> Data records
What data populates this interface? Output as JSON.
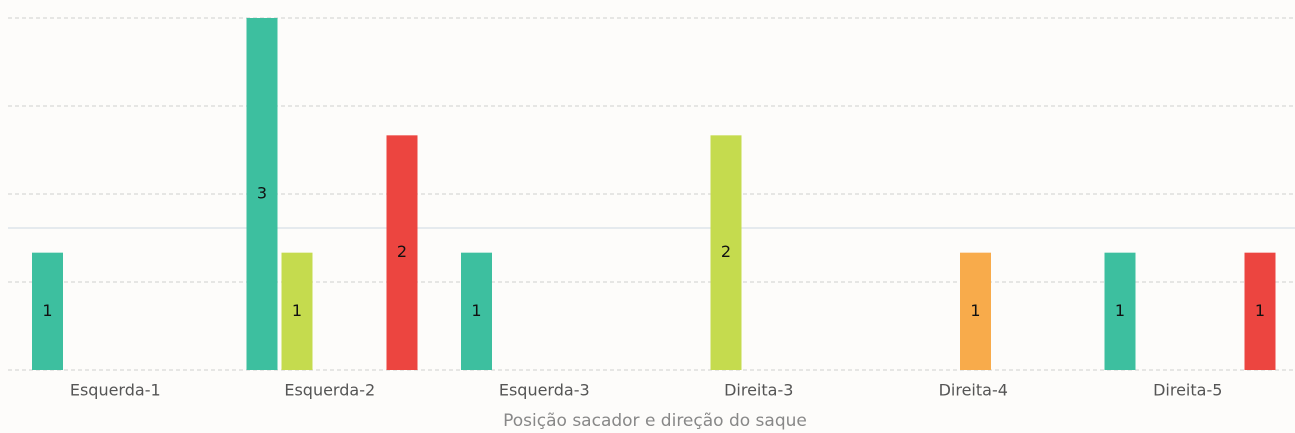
{
  "chart_data": {
    "type": "bar",
    "x_label": "Posição sacador e direção do saque",
    "categories": [
      "Esquerda-1",
      "Esquerda-2",
      "Esquerda-3",
      "Direita-3",
      "Direita-4",
      "Direita-5"
    ],
    "series": [
      {
        "color": "#3dbf9f",
        "values": [
          1,
          3,
          1,
          null,
          null,
          1
        ]
      },
      {
        "color": "#c5db4e",
        "values": [
          null,
          1,
          null,
          2,
          null,
          null
        ]
      },
      {
        "color": "#f8ab4b",
        "values": [
          null,
          null,
          null,
          null,
          1,
          null
        ]
      },
      {
        "color": "#ec4540",
        "values": [
          null,
          2,
          null,
          null,
          null,
          1
        ]
      }
    ],
    "ylim": [
      0,
      3
    ],
    "yticks": [
      0,
      0.75,
      1.5,
      2.25,
      3
    ],
    "grid": true,
    "reference_value": 1.21
  }
}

> To do
Of the lines in the material above, state how many contain the string "color"; give no other text.

> Full answer
4